Your task is to give the data again, exactly, with every line intact.
*** RECORDS TO PROCESS
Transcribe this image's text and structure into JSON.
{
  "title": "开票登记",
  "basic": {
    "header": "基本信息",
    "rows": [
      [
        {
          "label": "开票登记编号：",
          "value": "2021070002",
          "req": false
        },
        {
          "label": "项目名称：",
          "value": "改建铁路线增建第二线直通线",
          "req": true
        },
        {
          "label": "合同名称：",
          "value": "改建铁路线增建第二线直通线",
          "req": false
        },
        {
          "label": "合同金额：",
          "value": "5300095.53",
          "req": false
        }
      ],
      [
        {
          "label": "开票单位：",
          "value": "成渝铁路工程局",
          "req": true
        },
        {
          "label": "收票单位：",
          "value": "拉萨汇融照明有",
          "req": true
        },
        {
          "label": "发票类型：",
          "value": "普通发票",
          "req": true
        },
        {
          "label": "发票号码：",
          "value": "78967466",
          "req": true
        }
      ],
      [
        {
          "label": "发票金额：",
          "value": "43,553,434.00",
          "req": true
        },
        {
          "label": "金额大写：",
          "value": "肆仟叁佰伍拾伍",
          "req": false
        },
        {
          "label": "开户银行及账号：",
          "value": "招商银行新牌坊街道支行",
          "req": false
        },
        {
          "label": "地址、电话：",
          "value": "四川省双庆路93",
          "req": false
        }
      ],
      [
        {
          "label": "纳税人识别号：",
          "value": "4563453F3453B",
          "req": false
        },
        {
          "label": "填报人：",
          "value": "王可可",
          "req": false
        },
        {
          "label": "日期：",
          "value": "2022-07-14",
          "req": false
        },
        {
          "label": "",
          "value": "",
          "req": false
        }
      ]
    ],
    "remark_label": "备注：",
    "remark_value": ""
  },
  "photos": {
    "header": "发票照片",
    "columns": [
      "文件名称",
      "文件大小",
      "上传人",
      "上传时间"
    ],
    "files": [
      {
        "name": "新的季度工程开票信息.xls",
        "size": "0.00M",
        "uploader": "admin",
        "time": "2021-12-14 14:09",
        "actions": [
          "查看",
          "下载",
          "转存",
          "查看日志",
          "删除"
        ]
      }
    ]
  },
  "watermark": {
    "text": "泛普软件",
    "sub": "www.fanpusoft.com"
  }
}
******
# WRITTEN REPLY
Transcribe this image's text and structure into JSON.
{
  "title": "开票登记",
  "basic": {
    "header": "基本信息",
    "rows": [
      [
        {
          "label": "开票登记编号：",
          "value": "2021070002",
          "req": false
        },
        {
          "label": "项目名称：",
          "value": "改建铁路线增建第二线直通线",
          "req": true
        },
        {
          "label": "合同名称：",
          "value": "改建铁路线增建第二线直通线",
          "req": false
        },
        {
          "label": "合同金额：",
          "value": "5300095.53",
          "req": false
        }
      ],
      [
        {
          "label": "开票单位：",
          "value": "成渝铁路工程局",
          "req": true
        },
        {
          "label": "收票单位：",
          "value": "拉萨汇融照明有",
          "req": true
        },
        {
          "label": "发票类型：",
          "value": "普通发票",
          "req": true
        },
        {
          "label": "发票号码：",
          "value": "78967466",
          "req": true
        }
      ],
      [
        {
          "label": "发票金额：",
          "value": "43,553,434.00",
          "req": true
        },
        {
          "label": "金额大写：",
          "value": "肆仟叁佰伍拾伍",
          "req": false
        },
        {
          "label": "开户银行及账号：",
          "value": "招商银行新牌坊街道支行",
          "req": false
        },
        {
          "label": "地址、电话：",
          "value": "四川省双庆路93",
          "req": false
        }
      ],
      [
        {
          "label": "纳税人识别号：",
          "value": "4563453F3453B",
          "req": false
        },
        {
          "label": "填报人：",
          "value": "王可可",
          "req": false
        },
        {
          "label": "日期：",
          "value": "2022-07-14",
          "req": false
        },
        {
          "label": "",
          "value": "",
          "req": false
        }
      ]
    ],
    "remark_label": "备注：",
    "remark_value": ""
  },
  "photos": {
    "header": "发票照片",
    "columns": [
      "文件名称",
      "文件大小",
      "上传人",
      "上传时间"
    ],
    "files": [
      {
        "name": "新的季度工程开票信息.xls",
        "size": "0.00M",
        "uploader": "admin",
        "time": "2021-12-14 14:09",
        "actions": [
          "查看",
          "下载",
          "转存",
          "查看日志",
          "删除"
        ]
      }
    ]
  },
  "watermark": {
    "text": "泛普软件",
    "sub": "www.fanpusoft.com"
  }
}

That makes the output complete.